▶ [INSTRUCTION 1]
In the page on Isabelle de Meulan, turn the paragraph beginning "Isabelle was born in about 1148" into a short bulleted list that keeps its main facts.
▶ [INSTRUCTION 2]
Return the passage of the page on Isabelle de Meulan that starts with "- Born: c. 1148" and goes on through "a celebrated Crusader.", word for word.

▶ [PAGE EXTRACT]

- Born: c. 1148
- Died: 10 May 1220 France
- Noble family: House of Beaumont
- Spouses: Geoffroy, Seigneur de Mayenne Maurice II, Sire de Craon
- Issue: Clémence de Mayenne Juhel III, Seigneur de Mayenne Avoise de Craon Maurice III, Sire de Craon Pierre de Craon Philippe de Craon Amaury I, Sire de Craon Constance de Craon Agnes de Craon
- Father: Waleran de Beaumont, 1st Earl of Worcester, Count of Meulan
- Mother: Agnès de Montfort, Dame de Gournay-sur-Marne

= Isabelle de Meulan =

French noblewoman (c. 1148–1220)

Isabelle de Meulan, Dame de Mayenne, Dame de Craon (c. 1148 – 10 May 1220) was a French noblewoman, being the daughter of Waleran de Beaumont, 1st Earl of Worcester, Count of Meulan. Isabelle married twice; firstly to Geoffroy, Seigneur de Mayenne, and secondly to Maurice II, Sire de Craon. Her eldest son Juhel III de Mayenne was a celebrated Crusader.

==Family==
Isabelle was born in about 1148, the eldest daughter of Waleran de Beaumont, 1st Earl of Worcester, Count of Meulan, and Agnès de Montfort, Dame de Gournay-sur-Marne. She had six brothers and two younger sisters. Her father was a powerful Norman magnate with much wealth and political influence. Her paternal grandparents were Robert de Beaumont, 1st Earl of Leicester and Elisabeth de Vermandois, and her maternal grandparents were Amaury III de Montfort, Count of Evreux, and Agnès de Garlande, daughter of Anseau de Garlande, Count of Rochefort, and Beatrice de Montlhery.

▶ [DATA PROVIDED]
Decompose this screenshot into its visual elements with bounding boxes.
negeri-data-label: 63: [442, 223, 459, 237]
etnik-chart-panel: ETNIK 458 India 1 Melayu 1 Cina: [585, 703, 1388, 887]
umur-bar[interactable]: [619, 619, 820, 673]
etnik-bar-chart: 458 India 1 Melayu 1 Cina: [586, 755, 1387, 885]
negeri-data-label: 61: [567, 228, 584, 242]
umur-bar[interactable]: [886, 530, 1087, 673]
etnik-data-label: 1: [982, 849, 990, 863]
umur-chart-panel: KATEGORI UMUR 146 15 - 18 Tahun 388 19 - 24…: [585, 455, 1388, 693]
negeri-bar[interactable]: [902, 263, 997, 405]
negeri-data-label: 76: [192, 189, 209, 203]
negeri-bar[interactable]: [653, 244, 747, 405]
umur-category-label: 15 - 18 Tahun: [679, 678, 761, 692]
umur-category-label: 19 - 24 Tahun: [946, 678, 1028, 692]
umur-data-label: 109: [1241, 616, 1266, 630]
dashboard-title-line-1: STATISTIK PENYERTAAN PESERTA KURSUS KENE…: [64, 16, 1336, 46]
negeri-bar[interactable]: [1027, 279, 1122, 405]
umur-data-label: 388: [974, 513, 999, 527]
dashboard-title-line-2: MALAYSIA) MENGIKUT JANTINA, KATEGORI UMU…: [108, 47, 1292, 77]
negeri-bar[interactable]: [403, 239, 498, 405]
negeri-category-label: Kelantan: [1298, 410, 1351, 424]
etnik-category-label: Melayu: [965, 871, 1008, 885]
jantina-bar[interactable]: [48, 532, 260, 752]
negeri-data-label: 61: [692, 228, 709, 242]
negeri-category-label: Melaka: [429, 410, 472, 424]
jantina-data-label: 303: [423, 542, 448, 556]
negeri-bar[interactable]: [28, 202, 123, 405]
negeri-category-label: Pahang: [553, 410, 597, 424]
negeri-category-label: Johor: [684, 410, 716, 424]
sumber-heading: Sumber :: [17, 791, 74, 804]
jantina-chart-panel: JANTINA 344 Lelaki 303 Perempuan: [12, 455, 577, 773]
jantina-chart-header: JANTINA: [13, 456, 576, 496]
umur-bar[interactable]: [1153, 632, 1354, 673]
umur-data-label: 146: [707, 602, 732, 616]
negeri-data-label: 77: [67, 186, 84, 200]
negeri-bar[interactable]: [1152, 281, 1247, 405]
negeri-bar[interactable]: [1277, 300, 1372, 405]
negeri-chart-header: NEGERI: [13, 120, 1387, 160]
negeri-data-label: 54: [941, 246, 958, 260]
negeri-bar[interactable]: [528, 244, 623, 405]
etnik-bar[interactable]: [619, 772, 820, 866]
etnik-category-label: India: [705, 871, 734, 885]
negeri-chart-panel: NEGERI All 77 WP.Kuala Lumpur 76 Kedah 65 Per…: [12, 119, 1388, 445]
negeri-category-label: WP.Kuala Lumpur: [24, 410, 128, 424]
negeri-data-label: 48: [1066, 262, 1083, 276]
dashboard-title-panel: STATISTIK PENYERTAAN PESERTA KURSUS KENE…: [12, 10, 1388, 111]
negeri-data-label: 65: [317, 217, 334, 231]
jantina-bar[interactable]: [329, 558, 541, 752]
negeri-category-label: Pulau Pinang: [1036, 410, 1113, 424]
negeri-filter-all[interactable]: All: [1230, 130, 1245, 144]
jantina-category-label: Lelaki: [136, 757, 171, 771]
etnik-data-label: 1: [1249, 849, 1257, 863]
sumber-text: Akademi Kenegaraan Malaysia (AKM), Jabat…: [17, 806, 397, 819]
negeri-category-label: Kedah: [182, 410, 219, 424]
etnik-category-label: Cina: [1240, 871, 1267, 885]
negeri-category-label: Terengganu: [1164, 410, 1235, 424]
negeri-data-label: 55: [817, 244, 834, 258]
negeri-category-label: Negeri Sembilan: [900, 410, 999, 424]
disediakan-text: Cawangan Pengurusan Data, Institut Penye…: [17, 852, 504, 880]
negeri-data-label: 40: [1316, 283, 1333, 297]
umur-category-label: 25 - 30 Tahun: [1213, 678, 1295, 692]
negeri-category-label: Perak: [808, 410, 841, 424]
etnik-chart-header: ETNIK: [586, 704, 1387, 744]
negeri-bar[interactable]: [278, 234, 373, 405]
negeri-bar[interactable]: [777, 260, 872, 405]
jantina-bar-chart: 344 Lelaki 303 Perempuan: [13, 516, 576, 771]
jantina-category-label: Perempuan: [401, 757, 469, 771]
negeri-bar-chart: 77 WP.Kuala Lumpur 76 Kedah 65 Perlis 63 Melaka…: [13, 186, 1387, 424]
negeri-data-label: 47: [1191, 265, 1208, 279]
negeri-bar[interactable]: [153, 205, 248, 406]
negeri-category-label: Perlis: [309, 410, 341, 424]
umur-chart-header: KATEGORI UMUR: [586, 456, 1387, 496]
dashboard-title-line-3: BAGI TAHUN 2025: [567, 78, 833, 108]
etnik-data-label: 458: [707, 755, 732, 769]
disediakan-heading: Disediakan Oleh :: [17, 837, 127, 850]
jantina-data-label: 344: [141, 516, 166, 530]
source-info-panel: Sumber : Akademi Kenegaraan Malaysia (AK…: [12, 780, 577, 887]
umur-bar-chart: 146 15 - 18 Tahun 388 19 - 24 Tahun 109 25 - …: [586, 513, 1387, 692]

▶ [RIGHT ANSWER 1]
- Born about 1148, the eldest daughter of Waleran de Beaumont, 1st Earl of Worcester, Count of Meulan, and Agnès de Montfort, Dame de Gournay-sur-Marne
- Had six brothers and two younger sisters
- Her father was a powerful, wealthy and politically influential Norman magnate
- Paternal grandparents: Robert de Beaumont, 1st Earl of Leicester, and Elisabeth de Vermandois
- Maternal grandparents: Amaury III de Montfort, Count of Evreux, and Agnès de Garlande, daughter of Anseau de Garlande, Count of Rochefort, and Beatrice de Montlhery

▶ [RIGHT ANSWER 2]
- Born: c. 1148
- Died: 10 May 1220 France
- Noble family: House of Beaumont
- Spouses: Geoffroy, Seigneur de Mayenne Maurice II, Sire de Craon
- Issue: Clémence de Mayenne Juhel III, Seigneur de Mayenne Avoise de Craon Maurice III, Sire de Craon Pierre de Craon Philippe de Craon Amaury I, Sire de Craon Constance de Craon Agnes de Craon
- Father: Waleran de Beaumont, 1st Earl of Worcester, Count of Meulan
- Mother: Agnès de Montfort, Dame de Gournay-sur-Marne

= Isabelle de Meulan =

French noblewoman (c. 1148–1220)

Isabelle de Meulan, Dame de Mayenne, Dame de Craon (c. 1148 – 10 May 1220) was a French noblewoman, being the daughter of Waleran de Beaumont, 1st Earl of Worcester, Count of Meulan. Isabelle married twice; firstly to Geoffroy, Seigneur de Mayenne, and secondly to Maurice II, Sire de Craon. Her eldest son Juhel III de Mayenne was a celebrated Crusader.